*EXERCISE MATERIAL*.

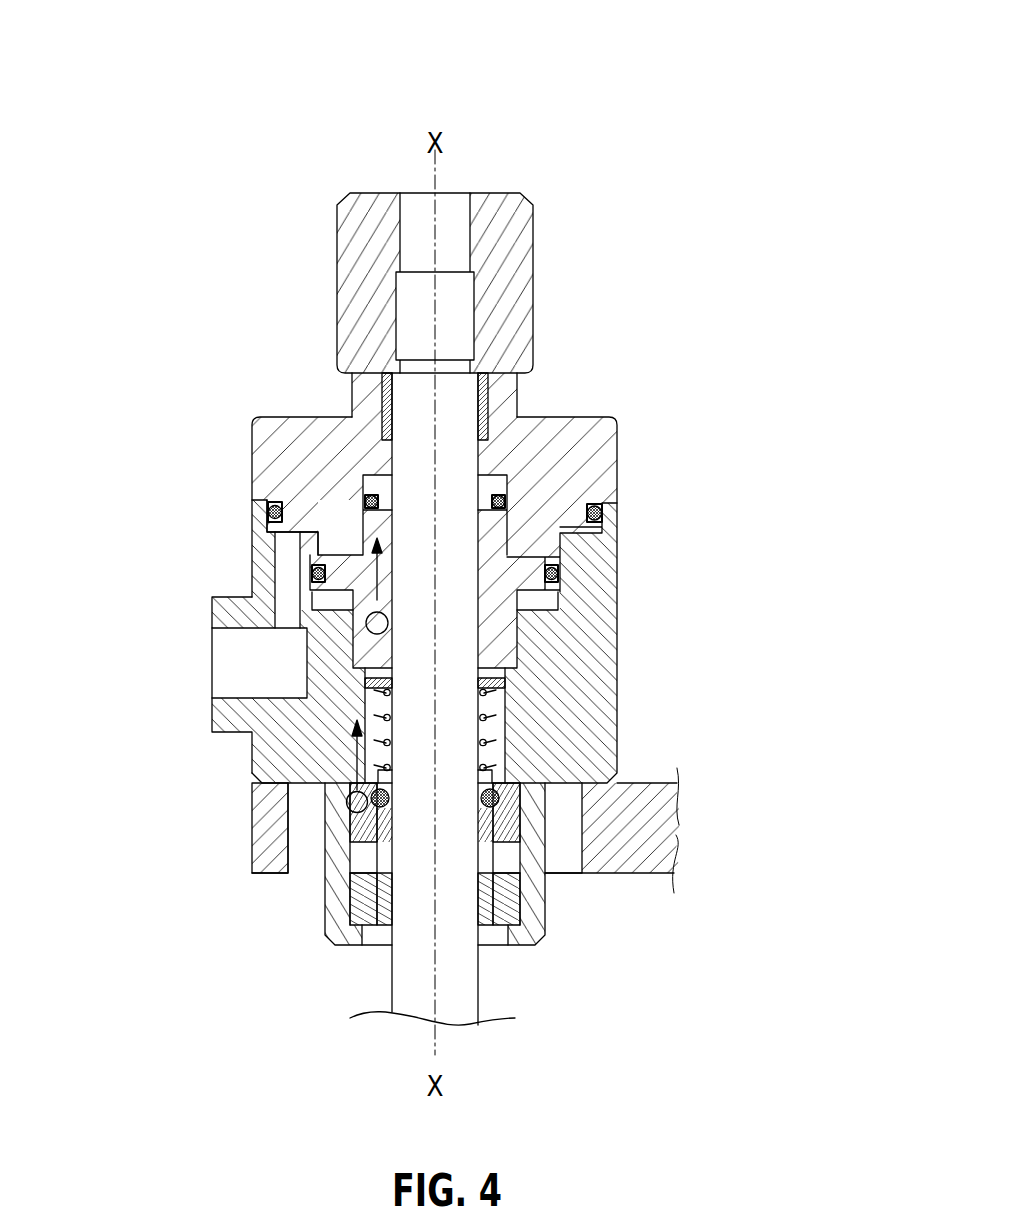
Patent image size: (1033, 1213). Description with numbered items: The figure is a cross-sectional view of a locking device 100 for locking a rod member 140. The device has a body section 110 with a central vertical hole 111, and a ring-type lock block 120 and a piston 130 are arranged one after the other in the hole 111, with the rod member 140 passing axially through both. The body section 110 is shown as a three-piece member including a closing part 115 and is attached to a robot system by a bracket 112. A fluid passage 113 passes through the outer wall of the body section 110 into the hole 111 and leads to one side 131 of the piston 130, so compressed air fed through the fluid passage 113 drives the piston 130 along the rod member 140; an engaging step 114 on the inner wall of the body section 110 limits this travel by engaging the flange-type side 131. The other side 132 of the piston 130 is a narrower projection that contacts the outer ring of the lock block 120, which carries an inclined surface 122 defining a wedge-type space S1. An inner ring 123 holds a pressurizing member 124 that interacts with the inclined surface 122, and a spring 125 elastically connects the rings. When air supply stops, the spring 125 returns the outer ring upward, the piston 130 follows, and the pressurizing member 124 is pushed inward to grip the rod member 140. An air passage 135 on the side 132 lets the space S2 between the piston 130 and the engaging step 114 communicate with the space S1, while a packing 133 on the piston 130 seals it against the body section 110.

The locking device 100 is at (599, 108).
The body section 110 is at (640, 532).
The vertical hole 111 is at (481, 424).
The bracket 112 is at (647, 848).
The fluid passage 113 is at (236, 686).
The engaging step 114 is at (326, 598).
The closing part 115 is at (357, 900).
The lock block 120 is at (534, 696).
The inclined surface 122 is at (582, 787).
The inner ring 123 is at (380, 853).
The pressurizing member 124 is at (482, 803).
The spring 125 is at (500, 778).
The piston 130 is at (532, 644).
The one side of the piston 131 is at (316, 531).
The other side of the piston 132 is at (353, 647).
The packing 133 is at (368, 497).
The air passage 135 is at (357, 692).
The rod member 140 is at (505, 973).
The wedge-type space S1 is at (496, 735).
The space between piston and engaging step S2 is at (540, 592).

*INSTRUCTIONS TO FOLLOW*.
Count the lines in the entries that contain the string "surface", matching case exactly. Reply with the number alone.

*EXERCISE ANSWER*.
2